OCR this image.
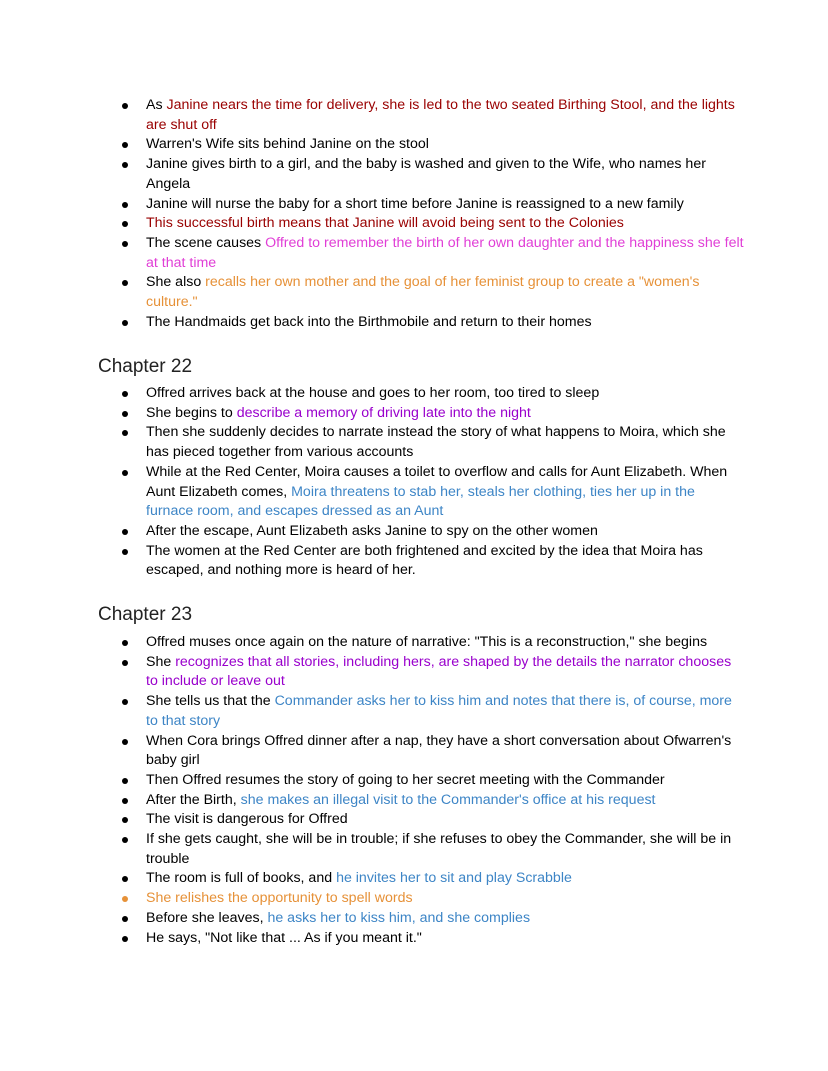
As Janine nears the time for delivery, she is led to the two seated Birthing Stool, and the lights are shut off
Warren's Wife sits behind Janine on the stool
Janine gives birth to a girl, and the baby is washed and given to the Wife, who names her Angela
Janine will nurse the baby for a short time before Janine is reassigned to a new family
This successful birth means that Janine will avoid being sent to the Colonies
The scene causes Offred to remember the birth of her own daughter and the happiness she felt at that time
She also recalls her own mother and the goal of her feminist group to create a "women's culture."
The Handmaids get back into the Birthmobile and return to their homes
Chapter 22
Offred arrives back at the house and goes to her room, too tired to sleep
She begins to describe a memory of driving late into the night
Then she suddenly decides to narrate instead the story of what happens to Moira, which she has pieced together from various accounts
While at the Red Center, Moira causes a toilet to overflow and calls for Aunt Elizabeth. When Aunt Elizabeth comes, Moira threatens to stab her, steals her clothing, ties her up in the furnace room, and escapes dressed as an Aunt
After the escape, Aunt Elizabeth asks Janine to spy on the other women
The women at the Red Center are both frightened and excited by the idea that Moira has escaped, and nothing more is heard of her.
Chapter 23
Offred muses once again on the nature of narrative: "This is a reconstruction," she begins
She recognizes that all stories, including hers, are shaped by the details the narrator chooses to include or leave out
She tells us that the Commander asks her to kiss him and notes that there is, of course, more to that story
When Cora brings Offred dinner after a nap, they have a short conversation about Ofwarren's baby girl
Then Offred resumes the story of going to her secret meeting with the Commander
After the Birth, she makes an illegal visit to the Commander's office at his request
The visit is dangerous for Offred
If she gets caught, she will be in trouble; if she refuses to obey the Commander, she will be in trouble
The room is full of books, and he invites her to sit and play Scrabble
She relishes the opportunity to spell words
Before she leaves, he asks her to kiss him, and she complies
He says, "Not like that ... As if you meant it."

### Your task
All of the entries above should be duplicated exactly, except for the pictures.

### The reply
OCR this image.
As Janine nears the time for delivery, she is led to the two seated Birthing Stool, and the lights are shut off
Warren's Wife sits behind Janine on the stool
Janine gives birth to a girl, and the baby is washed and given to the Wife, who names her Angela
Janine will nurse the baby for a short time before Janine is reassigned to a new family
This successful birth means that Janine will avoid being sent to the Colonies
The scene causes Offred to remember the birth of her own daughter and the happiness she felt at that time
She also recalls her own mother and the goal of her feminist group to create a "women's culture."
The Handmaids get back into the Birthmobile and return to their homes
Chapter 22
Offred arrives back at the house and goes to her room, too tired to sleep
She begins to describe a memory of driving late into the night
Then she suddenly decides to narrate instead the story of what happens to Moira, which she has pieced together from various accounts
While at the Red Center, Moira causes a toilet to overflow and calls for Aunt Elizabeth. When Aunt Elizabeth comes, Moira threatens to stab her, steals her clothing, ties her up in the furnace room, and escapes dressed as an Aunt
After the escape, Aunt Elizabeth asks Janine to spy on the other women
The women at the Red Center are both frightened and excited by the idea that Moira has escaped, and nothing more is heard of her.
Chapter 23
Offred muses once again on the nature of narrative: "This is a reconstruction," she begins
She recognizes that all stories, including hers, are shaped by the details the narrator chooses to include or leave out
She tells us that the Commander asks her to kiss him and notes that there is, of course, more to that story
When Cora brings Offred dinner after a nap, they have a short conversation about Ofwarren's baby girl
Then Offred resumes the story of going to her secret meeting with the Commander
After the Birth, she makes an illegal visit to the Commander's office at his request
The visit is dangerous for Offred
If she gets caught, she will be in trouble; if she refuses to obey the Commander, she will be in trouble
The room is full of books, and he invites her to sit and play Scrabble
She relishes the opportunity to spell words
Before she leaves, he asks her to kiss him, and she complies
He says, "Not like that ... As if you meant it."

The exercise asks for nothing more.